* _Trecho para ler_
****************************************

Encantado com o desvelo da produtora ("ela é muito cuidadosa"), Seu Argemiro, nascido na Piedade em 1923, mas cobra criada de Oswaldo Cruz desde 1938, está orgulhoso com a estréia caprichada quase aos 80. Técnico em refrigeração ("trabalhei na Cassio Muniz, no Ponto Frio", enumera) Argemiro aprendeu pandeiro "no olho". Seu ídolo no instrumento foi Neco. Na esfera autoral, conviveu com o bam bam bam Paulo Benjamim de Oliveira, o Paulo da Portela, liderança máxima da escola. "Tomei muito cascudo dele, era pequeno e gostava de fazer peraltice, dizer besteira e ele era um disciplinador, andava sempre de gravata, não admitia desvios", perfila. Também Manacéa e Francisco Santana, este seu futuro parceiro, entram nas admirações de Argemiro que "fazia samba por fazer, só para cantar em botequim" até que seu "A chuva cai" (com Casquinha) estourou na voz de Beth Carvalho, em 1978. Dois anos antes (ele lembra precisamente a data, 8 de dezembro de 1976, "dia de Nossa Senhora da Conceição") ingressou na Velha Guarda da Portela onde se destacaria nos duos de pandeiro com Alberto Lonato. "Ficaram lendários os desenhos que eles faziam no ritmo", exalta Marisa.

****************************************

* _Listagem fornecida_
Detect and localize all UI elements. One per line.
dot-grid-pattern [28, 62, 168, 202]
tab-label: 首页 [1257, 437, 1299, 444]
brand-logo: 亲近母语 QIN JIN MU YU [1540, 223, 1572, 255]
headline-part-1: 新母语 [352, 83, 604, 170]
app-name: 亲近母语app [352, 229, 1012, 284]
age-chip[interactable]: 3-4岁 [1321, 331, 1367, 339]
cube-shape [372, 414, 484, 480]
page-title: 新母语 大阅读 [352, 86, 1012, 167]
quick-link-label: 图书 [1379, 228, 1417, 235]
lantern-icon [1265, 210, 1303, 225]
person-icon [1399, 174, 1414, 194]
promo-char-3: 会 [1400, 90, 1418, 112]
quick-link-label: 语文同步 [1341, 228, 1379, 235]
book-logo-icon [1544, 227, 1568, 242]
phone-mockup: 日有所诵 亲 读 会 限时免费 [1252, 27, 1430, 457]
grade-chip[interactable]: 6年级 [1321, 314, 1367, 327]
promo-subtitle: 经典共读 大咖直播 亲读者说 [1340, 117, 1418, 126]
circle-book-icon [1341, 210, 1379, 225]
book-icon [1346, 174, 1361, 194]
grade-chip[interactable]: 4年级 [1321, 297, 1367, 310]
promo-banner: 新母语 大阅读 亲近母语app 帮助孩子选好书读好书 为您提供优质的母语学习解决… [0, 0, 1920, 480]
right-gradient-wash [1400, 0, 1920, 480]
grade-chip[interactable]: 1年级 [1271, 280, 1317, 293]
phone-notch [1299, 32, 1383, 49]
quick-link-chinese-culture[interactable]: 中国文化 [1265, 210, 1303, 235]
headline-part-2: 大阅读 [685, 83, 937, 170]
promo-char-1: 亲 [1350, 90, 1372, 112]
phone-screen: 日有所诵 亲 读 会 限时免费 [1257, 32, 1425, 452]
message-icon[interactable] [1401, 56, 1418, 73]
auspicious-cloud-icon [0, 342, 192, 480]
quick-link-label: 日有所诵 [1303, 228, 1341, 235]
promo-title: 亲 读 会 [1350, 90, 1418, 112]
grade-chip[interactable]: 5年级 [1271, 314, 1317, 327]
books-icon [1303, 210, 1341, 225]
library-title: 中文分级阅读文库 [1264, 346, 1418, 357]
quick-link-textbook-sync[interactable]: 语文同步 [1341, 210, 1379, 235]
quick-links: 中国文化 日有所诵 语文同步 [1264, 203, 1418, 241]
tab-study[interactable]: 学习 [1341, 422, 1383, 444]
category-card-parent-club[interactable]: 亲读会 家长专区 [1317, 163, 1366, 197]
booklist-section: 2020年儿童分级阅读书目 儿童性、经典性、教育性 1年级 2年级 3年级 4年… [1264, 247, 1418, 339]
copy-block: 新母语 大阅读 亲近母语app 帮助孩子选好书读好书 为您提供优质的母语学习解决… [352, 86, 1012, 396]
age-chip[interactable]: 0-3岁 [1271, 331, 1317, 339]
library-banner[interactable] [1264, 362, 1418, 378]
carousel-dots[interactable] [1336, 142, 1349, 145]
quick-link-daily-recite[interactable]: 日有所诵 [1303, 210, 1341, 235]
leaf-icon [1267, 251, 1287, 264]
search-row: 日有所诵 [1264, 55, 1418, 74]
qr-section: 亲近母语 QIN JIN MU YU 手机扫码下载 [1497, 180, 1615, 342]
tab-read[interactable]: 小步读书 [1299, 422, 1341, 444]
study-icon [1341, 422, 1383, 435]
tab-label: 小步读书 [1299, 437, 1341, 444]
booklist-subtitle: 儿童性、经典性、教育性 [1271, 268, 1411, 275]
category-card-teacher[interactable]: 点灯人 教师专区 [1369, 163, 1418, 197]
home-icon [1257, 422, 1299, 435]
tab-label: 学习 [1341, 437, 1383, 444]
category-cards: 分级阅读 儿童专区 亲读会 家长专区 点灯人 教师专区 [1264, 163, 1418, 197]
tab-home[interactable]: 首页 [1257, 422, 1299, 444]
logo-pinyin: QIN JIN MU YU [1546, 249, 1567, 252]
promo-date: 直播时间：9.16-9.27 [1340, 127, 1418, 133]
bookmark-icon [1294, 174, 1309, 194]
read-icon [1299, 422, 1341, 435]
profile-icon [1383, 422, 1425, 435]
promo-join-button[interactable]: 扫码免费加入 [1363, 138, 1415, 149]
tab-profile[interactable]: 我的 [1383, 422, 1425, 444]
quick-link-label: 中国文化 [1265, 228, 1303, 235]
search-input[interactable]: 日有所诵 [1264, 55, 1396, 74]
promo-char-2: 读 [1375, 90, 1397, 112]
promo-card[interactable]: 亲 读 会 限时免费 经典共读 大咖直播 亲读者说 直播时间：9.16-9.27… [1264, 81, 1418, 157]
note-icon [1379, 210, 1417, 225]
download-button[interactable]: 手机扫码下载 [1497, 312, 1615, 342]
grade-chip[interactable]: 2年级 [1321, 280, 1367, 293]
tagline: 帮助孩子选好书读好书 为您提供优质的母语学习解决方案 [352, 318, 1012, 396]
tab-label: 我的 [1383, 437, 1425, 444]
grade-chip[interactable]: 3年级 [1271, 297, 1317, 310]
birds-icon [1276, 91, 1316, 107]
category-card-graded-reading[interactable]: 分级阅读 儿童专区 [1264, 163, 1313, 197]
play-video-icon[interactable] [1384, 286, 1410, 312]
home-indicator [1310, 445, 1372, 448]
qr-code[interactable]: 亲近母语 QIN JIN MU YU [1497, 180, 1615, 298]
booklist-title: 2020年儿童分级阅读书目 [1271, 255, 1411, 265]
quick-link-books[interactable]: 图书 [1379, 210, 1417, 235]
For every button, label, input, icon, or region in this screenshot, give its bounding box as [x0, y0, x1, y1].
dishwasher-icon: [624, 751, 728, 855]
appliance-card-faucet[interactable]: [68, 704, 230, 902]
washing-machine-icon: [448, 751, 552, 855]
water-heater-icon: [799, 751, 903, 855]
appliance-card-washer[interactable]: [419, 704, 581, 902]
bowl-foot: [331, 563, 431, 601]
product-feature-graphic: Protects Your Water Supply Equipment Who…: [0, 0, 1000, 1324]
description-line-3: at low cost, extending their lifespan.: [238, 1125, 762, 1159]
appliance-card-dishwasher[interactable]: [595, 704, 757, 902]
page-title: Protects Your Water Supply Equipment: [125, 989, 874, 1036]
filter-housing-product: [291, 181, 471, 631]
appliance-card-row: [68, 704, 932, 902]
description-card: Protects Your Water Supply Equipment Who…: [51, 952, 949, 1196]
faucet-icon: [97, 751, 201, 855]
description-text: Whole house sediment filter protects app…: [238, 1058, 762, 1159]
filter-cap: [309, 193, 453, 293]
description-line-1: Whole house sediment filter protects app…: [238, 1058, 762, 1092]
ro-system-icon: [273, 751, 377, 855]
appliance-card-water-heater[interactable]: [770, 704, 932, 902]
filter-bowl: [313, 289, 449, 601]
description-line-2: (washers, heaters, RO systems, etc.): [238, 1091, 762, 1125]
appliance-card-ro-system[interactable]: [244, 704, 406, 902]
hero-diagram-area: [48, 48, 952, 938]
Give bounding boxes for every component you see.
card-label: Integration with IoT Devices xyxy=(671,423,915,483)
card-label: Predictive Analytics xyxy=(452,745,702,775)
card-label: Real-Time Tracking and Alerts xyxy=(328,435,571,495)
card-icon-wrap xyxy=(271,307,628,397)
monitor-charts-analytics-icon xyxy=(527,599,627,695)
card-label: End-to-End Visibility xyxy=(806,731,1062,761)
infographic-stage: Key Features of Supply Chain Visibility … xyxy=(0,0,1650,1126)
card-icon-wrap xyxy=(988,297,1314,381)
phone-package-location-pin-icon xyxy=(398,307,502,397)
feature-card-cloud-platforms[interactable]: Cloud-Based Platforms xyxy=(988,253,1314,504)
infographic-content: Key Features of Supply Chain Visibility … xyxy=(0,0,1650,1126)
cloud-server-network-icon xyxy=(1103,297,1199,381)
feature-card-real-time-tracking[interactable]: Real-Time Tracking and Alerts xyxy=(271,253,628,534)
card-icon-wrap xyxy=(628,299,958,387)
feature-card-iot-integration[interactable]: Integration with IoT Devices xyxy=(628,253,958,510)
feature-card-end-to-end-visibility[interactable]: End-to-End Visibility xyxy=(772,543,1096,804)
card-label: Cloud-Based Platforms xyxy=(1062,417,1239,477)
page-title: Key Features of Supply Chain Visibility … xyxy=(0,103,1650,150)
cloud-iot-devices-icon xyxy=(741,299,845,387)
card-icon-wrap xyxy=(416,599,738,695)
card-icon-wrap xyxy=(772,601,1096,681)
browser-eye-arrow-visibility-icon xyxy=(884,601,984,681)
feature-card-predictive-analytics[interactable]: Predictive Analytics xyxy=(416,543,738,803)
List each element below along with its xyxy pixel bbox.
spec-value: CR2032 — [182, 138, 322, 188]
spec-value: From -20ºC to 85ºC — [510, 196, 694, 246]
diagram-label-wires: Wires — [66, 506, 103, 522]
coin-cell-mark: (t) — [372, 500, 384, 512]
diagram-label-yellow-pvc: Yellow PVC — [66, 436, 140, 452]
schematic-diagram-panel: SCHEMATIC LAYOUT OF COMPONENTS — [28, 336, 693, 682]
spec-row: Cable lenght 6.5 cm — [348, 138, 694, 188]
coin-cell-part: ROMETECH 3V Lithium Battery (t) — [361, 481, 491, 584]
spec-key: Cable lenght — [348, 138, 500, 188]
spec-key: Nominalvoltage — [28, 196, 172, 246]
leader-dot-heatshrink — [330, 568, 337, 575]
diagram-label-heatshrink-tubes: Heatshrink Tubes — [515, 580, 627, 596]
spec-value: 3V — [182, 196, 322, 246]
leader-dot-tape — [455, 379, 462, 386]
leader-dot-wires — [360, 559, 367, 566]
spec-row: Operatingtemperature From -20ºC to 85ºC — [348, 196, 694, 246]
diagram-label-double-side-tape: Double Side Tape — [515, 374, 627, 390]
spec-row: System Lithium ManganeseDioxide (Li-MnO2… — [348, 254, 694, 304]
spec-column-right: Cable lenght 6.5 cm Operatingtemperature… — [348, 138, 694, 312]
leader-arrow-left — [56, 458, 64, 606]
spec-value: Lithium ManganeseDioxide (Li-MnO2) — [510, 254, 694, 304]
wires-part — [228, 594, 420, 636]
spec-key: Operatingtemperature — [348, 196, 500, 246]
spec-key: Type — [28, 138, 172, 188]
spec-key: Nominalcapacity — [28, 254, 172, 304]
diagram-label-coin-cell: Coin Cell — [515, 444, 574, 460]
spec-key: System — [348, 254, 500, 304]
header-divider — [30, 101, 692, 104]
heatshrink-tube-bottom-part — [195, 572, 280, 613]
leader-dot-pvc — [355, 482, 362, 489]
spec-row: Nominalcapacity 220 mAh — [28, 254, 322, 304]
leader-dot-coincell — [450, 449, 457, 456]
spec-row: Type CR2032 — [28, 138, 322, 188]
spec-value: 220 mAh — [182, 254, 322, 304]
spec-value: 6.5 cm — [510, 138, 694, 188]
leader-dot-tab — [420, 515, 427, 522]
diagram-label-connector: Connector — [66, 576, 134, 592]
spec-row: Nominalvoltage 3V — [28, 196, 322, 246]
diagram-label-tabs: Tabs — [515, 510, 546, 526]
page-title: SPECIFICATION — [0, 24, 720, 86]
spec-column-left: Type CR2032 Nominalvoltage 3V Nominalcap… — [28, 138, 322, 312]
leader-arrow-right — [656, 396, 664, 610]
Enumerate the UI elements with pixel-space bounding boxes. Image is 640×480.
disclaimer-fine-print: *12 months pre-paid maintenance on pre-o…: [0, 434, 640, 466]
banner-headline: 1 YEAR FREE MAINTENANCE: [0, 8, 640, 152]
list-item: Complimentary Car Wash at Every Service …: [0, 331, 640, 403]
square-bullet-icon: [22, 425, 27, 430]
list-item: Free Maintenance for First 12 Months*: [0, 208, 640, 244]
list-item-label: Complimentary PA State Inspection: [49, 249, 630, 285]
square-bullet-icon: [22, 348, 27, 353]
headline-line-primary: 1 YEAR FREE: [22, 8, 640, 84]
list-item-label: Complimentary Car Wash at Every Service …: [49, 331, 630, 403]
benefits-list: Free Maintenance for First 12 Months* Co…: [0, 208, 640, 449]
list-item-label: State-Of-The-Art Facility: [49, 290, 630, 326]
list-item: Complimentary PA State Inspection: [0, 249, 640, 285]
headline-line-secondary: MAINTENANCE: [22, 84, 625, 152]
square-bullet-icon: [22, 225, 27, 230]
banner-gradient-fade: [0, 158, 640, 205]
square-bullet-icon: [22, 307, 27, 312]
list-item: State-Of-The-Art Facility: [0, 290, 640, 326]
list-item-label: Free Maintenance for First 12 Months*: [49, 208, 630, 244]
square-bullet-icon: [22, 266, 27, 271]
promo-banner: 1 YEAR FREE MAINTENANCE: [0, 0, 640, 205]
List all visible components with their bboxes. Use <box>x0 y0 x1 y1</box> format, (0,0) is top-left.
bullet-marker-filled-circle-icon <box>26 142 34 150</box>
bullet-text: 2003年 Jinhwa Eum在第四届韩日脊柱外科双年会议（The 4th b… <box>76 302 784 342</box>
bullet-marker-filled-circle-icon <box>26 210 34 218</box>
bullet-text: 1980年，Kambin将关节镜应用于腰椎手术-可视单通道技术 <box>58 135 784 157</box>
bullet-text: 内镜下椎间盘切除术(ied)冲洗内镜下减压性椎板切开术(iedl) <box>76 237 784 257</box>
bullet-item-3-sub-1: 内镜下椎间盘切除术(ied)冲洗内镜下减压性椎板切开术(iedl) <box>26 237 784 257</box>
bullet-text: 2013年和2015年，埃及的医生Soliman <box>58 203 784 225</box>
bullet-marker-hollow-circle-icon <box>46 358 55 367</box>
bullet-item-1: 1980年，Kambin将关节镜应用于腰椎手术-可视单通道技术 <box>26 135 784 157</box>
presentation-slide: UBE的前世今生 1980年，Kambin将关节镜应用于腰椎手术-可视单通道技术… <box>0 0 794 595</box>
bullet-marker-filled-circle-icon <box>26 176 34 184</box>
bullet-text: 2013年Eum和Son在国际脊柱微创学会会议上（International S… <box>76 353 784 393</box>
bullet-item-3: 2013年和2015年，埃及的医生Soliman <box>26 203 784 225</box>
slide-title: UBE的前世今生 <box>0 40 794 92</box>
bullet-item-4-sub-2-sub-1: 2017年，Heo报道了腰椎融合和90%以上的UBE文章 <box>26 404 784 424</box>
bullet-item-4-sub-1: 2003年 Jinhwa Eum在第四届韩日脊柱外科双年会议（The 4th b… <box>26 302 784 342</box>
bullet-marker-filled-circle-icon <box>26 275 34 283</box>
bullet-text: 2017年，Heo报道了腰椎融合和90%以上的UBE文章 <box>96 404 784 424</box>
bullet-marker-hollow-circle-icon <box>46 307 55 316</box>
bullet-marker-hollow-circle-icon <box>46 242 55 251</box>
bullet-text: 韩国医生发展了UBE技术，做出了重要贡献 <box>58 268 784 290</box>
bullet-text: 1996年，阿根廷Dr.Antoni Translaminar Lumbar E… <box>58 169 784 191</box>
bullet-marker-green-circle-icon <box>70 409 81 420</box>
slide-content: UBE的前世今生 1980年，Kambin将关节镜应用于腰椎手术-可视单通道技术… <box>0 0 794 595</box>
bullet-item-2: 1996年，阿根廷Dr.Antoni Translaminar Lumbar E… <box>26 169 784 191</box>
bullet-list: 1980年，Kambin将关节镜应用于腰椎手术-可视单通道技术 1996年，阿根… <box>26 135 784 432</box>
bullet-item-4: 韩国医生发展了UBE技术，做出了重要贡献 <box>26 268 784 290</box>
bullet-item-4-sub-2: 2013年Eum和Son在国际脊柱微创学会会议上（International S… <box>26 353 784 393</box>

****************************************

* _Tarefas e exercícios_
[a] Diga se cada frase combina com o trecho sobre Seu Argemiro. Responda sim ou não e copie as palavras do trecho que decidem: (i) Argemiro nasceu em Oswaldo Cruz; (ii) "A chuva cai" fez sucesso na voz de Beth Carvalho em 1978; (iii) Paulo da Portela andava sempre de gravata.
[b] Estenda o trecho sobre Seu Argemiro, começando logo depois da última frase.
A listagem vem de outra fonte.

* _Tarefas resolvidas_
[a]
(i) Não: "nascido na Piedade em 1923".
(ii) Sim: "estourou na voz de Beth Carvalho, em 1978".
(iii) Sim: "andava sempre de gravata".

[b]
Galanteador, malandro da velha estirpe, Argemiro transpôe para seus sambas embates amorosos como o de Nuvem que passou . "Essa saiu de repente, inteira por causa de uma mulher que não deu certo. Nós nos encontramos, ela veio com saudade, mas eu não quis dar o braço a torcer", resume. Saia da casa dos outros lembra outra companheira que era frequentadora assídua da vizinha, em frente numa vila em que ele morava em Oswaldo Cruz. "Ela se metia até na briga do casal", diverte-se ele. Como anuncia o título, Solidão foi feito num momento desacompanhado, como sempre batendo numa caixa de fósforos. É o processo usado por Argemiro que guarda a melodia na cabeça e confere tudo na casa do Sérgio (filho do célebre Osmar) do Cavaco, tirando a harmonia no instrumento do sobrenome artístico da dinastia. Quando perdeu a mulher, Alberto Lonato escreveu A saudade me traz. "Gostei muito da letra e fiz a segunda parte do samba", lembra o compositor, que prefere compor a primeira. Como ocorre em Amém, com Teresa Cristina ("a voz dela parece um lamento, é uma beleza"), A chuva cai ("fui logo mostrar na casa do Casquinha e pelo interesse dele vi que era um bom samba") e no Lamento de um portelense, completado por Chico Santana.

Do autor do clássico Saco de feijão também é a parceria Deslize da vida, escrita numa época em que Argemiro andava na pindaíba. "Na letra tinha uma contradição: eu dizia que não tinha amigos, mas lá estava o meu parceiro Chico que me dava conselhos", comove-se. E puxa o breque: "todas as músicas que escrevo são sobre passagens da minha vida". Seu Argemiro é o samba em pessoa.